Check every line below for the word "JSON" and copy the ones that have it.

--- START OF Source material ---

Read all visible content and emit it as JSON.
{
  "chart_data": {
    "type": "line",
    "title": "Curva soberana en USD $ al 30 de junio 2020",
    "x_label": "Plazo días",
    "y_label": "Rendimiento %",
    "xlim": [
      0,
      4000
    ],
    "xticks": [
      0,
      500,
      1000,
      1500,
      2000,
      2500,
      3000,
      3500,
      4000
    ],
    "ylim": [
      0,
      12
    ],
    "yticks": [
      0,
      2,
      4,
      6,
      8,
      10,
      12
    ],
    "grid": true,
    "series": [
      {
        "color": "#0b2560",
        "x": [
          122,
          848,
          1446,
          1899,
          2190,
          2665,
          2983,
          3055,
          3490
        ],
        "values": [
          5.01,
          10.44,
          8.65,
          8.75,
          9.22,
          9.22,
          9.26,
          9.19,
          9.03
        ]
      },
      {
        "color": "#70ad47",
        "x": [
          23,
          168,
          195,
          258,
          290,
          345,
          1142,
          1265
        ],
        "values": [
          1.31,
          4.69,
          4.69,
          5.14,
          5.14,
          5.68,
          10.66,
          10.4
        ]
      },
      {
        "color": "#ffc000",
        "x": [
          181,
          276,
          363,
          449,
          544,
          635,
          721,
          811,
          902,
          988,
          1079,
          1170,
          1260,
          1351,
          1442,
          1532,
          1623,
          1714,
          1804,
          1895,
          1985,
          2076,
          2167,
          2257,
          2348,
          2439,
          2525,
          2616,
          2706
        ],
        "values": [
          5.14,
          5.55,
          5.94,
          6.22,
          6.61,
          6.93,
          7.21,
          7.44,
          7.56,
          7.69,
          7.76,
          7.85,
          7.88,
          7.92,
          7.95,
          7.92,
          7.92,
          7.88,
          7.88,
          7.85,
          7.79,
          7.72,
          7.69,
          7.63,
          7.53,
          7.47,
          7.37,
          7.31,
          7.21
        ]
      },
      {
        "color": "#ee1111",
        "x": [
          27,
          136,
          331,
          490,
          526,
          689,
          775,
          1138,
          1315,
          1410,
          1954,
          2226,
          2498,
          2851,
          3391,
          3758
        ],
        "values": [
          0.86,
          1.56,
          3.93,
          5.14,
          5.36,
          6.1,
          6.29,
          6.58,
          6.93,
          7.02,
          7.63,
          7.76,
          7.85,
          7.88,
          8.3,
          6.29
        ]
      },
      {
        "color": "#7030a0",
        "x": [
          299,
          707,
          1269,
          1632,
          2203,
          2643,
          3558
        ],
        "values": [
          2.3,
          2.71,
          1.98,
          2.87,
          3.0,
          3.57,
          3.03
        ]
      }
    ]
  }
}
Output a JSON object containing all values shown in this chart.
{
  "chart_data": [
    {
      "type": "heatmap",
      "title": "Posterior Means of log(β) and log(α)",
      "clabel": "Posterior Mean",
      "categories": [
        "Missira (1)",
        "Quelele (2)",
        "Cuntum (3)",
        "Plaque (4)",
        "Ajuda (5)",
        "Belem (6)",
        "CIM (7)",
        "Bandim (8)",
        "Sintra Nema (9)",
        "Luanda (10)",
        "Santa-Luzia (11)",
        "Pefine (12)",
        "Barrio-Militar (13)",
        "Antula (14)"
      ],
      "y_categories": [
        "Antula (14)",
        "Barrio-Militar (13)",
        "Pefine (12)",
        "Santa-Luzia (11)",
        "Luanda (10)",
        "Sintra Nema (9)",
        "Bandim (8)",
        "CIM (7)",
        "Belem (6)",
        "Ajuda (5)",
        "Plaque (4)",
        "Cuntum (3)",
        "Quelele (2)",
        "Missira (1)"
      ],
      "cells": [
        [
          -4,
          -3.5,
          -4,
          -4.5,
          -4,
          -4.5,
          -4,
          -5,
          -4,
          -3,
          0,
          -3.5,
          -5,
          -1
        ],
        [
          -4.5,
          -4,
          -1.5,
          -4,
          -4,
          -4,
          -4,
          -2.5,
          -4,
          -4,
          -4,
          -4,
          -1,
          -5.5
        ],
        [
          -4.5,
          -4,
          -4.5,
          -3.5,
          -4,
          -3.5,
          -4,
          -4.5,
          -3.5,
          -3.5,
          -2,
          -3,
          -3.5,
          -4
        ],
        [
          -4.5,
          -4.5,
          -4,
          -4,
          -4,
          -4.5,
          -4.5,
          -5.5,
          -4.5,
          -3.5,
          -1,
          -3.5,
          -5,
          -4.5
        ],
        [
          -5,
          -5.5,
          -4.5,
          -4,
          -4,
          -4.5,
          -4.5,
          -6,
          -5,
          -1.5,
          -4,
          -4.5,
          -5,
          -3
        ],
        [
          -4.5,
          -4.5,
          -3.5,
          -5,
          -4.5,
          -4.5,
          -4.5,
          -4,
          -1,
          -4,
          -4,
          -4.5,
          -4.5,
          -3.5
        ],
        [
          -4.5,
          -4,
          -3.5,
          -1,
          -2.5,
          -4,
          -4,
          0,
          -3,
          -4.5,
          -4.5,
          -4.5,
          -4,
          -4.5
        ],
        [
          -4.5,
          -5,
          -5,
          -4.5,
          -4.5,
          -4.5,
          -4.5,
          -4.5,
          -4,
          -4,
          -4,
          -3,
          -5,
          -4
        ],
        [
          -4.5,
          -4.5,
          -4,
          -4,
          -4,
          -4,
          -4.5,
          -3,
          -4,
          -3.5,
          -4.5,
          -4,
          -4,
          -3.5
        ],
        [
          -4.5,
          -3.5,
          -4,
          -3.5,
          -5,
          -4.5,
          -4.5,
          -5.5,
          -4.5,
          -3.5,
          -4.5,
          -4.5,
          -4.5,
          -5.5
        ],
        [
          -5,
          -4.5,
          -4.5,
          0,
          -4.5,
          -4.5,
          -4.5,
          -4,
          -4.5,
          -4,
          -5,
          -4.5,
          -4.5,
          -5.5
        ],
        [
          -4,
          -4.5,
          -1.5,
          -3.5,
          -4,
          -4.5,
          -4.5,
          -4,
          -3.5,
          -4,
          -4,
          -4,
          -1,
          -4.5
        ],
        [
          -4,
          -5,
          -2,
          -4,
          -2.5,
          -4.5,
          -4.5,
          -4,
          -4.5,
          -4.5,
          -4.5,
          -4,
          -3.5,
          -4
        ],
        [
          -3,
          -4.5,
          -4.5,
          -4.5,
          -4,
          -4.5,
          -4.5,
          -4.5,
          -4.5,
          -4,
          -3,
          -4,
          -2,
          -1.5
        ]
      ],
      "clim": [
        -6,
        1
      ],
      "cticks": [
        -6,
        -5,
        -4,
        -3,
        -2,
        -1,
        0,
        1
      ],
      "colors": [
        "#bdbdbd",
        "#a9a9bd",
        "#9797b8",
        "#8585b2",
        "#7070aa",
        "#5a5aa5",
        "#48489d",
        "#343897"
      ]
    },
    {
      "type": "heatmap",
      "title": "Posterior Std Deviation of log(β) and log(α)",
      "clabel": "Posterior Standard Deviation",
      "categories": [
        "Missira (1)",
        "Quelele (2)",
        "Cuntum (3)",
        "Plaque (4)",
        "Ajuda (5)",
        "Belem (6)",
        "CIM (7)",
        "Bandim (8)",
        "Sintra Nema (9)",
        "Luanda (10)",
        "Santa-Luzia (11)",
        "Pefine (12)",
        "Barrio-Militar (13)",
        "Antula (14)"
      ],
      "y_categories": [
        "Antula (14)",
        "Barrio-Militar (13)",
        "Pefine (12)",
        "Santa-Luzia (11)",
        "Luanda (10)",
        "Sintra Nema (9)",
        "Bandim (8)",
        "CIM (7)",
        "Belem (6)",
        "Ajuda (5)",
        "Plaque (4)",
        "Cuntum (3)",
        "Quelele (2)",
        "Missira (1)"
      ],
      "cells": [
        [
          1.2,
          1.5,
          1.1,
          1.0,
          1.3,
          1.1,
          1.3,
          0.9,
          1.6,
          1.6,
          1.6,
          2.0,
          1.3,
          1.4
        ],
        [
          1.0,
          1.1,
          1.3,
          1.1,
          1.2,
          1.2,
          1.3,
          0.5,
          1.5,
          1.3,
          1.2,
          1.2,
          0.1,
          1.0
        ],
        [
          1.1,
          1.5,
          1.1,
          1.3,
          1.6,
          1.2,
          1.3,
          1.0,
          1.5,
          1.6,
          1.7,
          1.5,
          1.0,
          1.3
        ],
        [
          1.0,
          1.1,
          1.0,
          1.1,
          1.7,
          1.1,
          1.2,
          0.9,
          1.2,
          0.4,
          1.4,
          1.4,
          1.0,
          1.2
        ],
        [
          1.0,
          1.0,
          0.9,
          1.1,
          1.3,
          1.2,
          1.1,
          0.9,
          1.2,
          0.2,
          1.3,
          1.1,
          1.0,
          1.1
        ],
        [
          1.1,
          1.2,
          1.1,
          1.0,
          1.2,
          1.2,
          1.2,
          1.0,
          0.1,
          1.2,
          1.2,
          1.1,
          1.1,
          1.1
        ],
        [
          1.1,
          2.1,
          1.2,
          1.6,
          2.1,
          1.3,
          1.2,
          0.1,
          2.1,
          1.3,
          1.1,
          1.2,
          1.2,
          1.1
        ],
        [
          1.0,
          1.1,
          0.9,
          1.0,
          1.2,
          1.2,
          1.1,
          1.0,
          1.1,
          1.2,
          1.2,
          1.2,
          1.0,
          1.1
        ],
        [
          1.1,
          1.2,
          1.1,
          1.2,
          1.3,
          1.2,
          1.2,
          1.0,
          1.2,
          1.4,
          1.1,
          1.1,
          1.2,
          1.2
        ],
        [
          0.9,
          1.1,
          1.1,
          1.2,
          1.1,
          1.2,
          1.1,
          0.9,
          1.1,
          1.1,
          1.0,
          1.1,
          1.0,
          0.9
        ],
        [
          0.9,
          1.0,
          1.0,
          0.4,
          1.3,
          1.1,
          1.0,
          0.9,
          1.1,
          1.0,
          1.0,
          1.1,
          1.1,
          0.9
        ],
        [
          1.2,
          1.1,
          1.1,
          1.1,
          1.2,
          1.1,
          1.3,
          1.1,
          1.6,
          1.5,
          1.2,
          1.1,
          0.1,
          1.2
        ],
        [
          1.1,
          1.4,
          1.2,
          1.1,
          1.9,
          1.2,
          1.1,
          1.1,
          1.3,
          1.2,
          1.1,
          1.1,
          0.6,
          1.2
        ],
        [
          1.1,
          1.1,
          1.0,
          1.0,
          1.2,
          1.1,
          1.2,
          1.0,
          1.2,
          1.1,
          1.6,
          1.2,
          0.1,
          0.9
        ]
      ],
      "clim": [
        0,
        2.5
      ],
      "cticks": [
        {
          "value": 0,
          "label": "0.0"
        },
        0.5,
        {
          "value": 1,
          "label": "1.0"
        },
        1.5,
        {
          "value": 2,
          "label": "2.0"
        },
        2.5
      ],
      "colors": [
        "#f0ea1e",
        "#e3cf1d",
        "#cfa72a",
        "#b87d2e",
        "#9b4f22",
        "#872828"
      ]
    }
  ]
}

--- END OF Source material ---

**Solution for this problem:**
Read all visible content and emit it as JSON.
Output a JSON object containing all values shown in this chart.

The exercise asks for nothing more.